▶ _DO THIS_:
Retype the records below exactly as they appear.

▶ _MATERIAL TO PROCESS_:
— Start —

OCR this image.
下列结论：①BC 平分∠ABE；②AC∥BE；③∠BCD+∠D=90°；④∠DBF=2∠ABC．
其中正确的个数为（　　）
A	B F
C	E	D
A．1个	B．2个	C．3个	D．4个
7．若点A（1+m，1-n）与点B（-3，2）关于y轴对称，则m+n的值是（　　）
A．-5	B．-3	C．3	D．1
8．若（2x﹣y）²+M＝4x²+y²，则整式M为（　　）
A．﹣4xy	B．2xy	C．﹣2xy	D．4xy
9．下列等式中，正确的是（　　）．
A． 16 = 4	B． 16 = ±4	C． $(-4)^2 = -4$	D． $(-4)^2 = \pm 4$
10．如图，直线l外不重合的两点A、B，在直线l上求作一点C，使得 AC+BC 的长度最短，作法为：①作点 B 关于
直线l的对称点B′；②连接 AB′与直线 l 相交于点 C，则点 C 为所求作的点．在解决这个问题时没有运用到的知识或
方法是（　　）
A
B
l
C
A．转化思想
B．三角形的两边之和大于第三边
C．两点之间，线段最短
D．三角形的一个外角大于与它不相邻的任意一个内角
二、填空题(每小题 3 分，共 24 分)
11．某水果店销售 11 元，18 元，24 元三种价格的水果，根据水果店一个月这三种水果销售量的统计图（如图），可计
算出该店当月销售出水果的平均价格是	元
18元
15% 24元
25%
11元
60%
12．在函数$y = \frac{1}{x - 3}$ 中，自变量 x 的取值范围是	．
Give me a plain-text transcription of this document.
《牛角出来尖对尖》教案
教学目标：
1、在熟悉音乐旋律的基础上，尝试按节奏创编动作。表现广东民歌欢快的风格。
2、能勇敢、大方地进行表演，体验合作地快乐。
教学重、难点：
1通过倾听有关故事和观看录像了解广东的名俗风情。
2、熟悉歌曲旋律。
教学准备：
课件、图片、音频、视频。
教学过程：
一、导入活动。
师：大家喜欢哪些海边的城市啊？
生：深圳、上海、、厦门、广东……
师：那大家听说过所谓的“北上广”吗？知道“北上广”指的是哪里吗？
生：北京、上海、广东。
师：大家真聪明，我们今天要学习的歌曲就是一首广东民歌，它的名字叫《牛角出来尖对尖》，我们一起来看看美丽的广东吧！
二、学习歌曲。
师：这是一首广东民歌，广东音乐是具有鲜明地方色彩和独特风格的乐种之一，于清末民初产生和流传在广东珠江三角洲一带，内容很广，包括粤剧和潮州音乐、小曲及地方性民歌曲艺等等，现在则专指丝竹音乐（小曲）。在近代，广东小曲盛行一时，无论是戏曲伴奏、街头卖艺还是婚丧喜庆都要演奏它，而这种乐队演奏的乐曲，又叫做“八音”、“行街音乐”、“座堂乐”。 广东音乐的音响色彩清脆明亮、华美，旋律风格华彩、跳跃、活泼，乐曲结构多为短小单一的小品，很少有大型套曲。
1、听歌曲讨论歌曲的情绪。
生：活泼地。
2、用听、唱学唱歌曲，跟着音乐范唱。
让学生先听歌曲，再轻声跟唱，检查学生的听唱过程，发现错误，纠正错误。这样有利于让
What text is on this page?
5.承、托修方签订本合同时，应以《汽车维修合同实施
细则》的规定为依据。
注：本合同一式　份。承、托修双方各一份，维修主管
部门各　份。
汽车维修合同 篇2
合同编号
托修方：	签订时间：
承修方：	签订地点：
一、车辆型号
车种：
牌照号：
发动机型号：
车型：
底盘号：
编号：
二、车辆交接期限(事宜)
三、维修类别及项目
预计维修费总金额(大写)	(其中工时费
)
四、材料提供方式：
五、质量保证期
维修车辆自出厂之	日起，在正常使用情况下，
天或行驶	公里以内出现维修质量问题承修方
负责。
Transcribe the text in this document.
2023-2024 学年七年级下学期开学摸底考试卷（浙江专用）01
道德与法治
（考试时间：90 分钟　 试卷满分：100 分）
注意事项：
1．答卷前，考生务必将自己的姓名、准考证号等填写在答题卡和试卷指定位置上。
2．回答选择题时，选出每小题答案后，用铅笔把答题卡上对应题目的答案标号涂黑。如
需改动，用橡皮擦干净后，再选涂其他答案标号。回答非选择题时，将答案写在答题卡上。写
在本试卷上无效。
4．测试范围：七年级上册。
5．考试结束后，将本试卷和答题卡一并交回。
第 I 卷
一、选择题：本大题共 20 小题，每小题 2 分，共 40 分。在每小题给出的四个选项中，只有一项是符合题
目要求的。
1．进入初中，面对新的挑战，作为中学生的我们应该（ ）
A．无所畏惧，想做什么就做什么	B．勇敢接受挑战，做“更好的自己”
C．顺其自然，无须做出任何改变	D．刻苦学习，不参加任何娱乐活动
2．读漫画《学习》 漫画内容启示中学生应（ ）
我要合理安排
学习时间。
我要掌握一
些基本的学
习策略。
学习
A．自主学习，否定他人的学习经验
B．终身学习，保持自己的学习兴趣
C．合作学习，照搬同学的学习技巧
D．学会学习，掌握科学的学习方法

— End —

▶ _SOLUTION FOR THIS PROBLEM_:
OCR this image.
下列结论：①BC 平分∠ABE；②AC∥BE；③∠BCD+∠D=90°；④∠DBF=2∠ABC．
其中正确的个数为（　　）
A	B F
C	E	D
A．1个	B．2个	C．3个	D．4个
7．若点A（1+m，1-n）与点B（-3，2）关于y轴对称，则m+n的值是（　　）
A．-5	B．-3	C．3	D．1
8．若（2x﹣y）²+M＝4x²+y²，则整式M为（　　）
A．﹣4xy	B．2xy	C．﹣2xy	D．4xy
9．下列等式中，正确的是（　　）．
A． 16 = 4	B． 16 = ±4	C． $(-4)^2 = -4$	D． $(-4)^2 = \pm 4$
10．如图，直线l外不重合的两点A、B，在直线l上求作一点C，使得 AC+BC 的长度最短，作法为：①作点 B 关于
直线l的对称点B′；②连接 AB′与直线 l 相交于点 C，则点 C 为所求作的点．在解决这个问题时没有运用到的知识或
方法是（　　）
A
B
l
C
A．转化思想
B．三角形的两边之和大于第三边
C．两点之间，线段最短
D．三角形的一个外角大于与它不相邻的任意一个内角
二、填空题(每小题 3 分，共 24 分)
11．某水果店销售 11 元，18 元，24 元三种价格的水果，根据水果店一个月这三种水果销售量的统计图（如图），可计
算出该店当月销售出水果的平均价格是	元
18元
15% 24元
25%
11元
60%
12．在函数$y = \frac{1}{x - 3}$ 中，自变量 x 的取值范围是	．
Give me a plain-text transcription of this document.
《牛角出来尖对尖》教案
教学目标：
1、在熟悉音乐旋律的基础上，尝试按节奏创编动作。表现广东民歌欢快的风格。
2、能勇敢、大方地进行表演，体验合作地快乐。
教学重、难点：
1通过倾听有关故事和观看录像了解广东的名俗风情。
2、熟悉歌曲旋律。
教学准备：
课件、图片、音频、视频。
教学过程：
一、导入活动。
师：大家喜欢哪些海边的城市啊？
生：深圳、上海、、厦门、广东……
师：那大家听说过所谓的“北上广”吗？知道“北上广”指的是哪里吗？
生：北京、上海、广东。
师：大家真聪明，我们今天要学习的歌曲就是一首广东民歌，它的名字叫《牛角出来尖对尖》，我们一起来看看美丽的广东吧！
二、学习歌曲。
师：这是一首广东民歌，广东音乐是具有鲜明地方色彩和独特风格的乐种之一，于清末民初产生和流传在广东珠江三角洲一带，内容很广，包括粤剧和潮州音乐、小曲及地方性民歌曲艺等等，现在则专指丝竹音乐（小曲）。在近代，广东小曲盛行一时，无论是戏曲伴奏、街头卖艺还是婚丧喜庆都要演奏它，而这种乐队演奏的乐曲，又叫做“八音”、“行街音乐”、“座堂乐”。 广东音乐的音响色彩清脆明亮、华美，旋律风格华彩、跳跃、活泼，乐曲结构多为短小单一的小品，很少有大型套曲。
1、听歌曲讨论歌曲的情绪。
生：活泼地。
2、用听、唱学唱歌曲，跟着音乐范唱。
让学生先听歌曲，再轻声跟唱，检查学生的听唱过程，发现错误，纠正错误。这样有利于让
What text is on this page?
5.承、托修方签订本合同时，应以《汽车维修合同实施
细则》的规定为依据。
注：本合同一式　份。承、托修双方各一份，维修主管
部门各　份。
汽车维修合同 篇2
合同编号
托修方：	签订时间：
承修方：	签订地点：
一、车辆型号
车种：
牌照号：
发动机型号：
车型：
底盘号：
编号：
二、车辆交接期限(事宜)
三、维修类别及项目
预计维修费总金额(大写)	(其中工时费
)
四、材料提供方式：
五、质量保证期
维修车辆自出厂之	日起，在正常使用情况下，
天或行驶	公里以内出现维修质量问题承修方
负责。
Transcribe the text in this document.
2023-2024 学年七年级下学期开学摸底考试卷（浙江专用）01
道德与法治
（考试时间：90 分钟　 试卷满分：100 分）
注意事项：
1．答卷前，考生务必将自己的姓名、准考证号等填写在答题卡和试卷指定位置上。
2．回答选择题时，选出每小题答案后，用铅笔把答题卡上对应题目的答案标号涂黑。如
需改动，用橡皮擦干净后，再选涂其他答案标号。回答非选择题时，将答案写在答题卡上。写
在本试卷上无效。
4．测试范围：七年级上册。
5．考试结束后，将本试卷和答题卡一并交回。
第 I 卷
一、选择题：本大题共 20 小题，每小题 2 分，共 40 分。在每小题给出的四个选项中，只有一项是符合题
目要求的。
1．进入初中，面对新的挑战，作为中学生的我们应该（ ）
A．无所畏惧，想做什么就做什么	B．勇敢接受挑战，做“更好的自己”
C．顺其自然，无须做出任何改变	D．刻苦学习，不参加任何娱乐活动
2．读漫画《学习》 漫画内容启示中学生应（ ）
我要合理安排
学习时间。
我要掌握一
些基本的学
习策略。
学习
A．自主学习，否定他人的学习经验
B．终身学习，保持自己的学习兴趣
C．合作学习，照搬同学的学习技巧
D．学会学习，掌握科学的学习方法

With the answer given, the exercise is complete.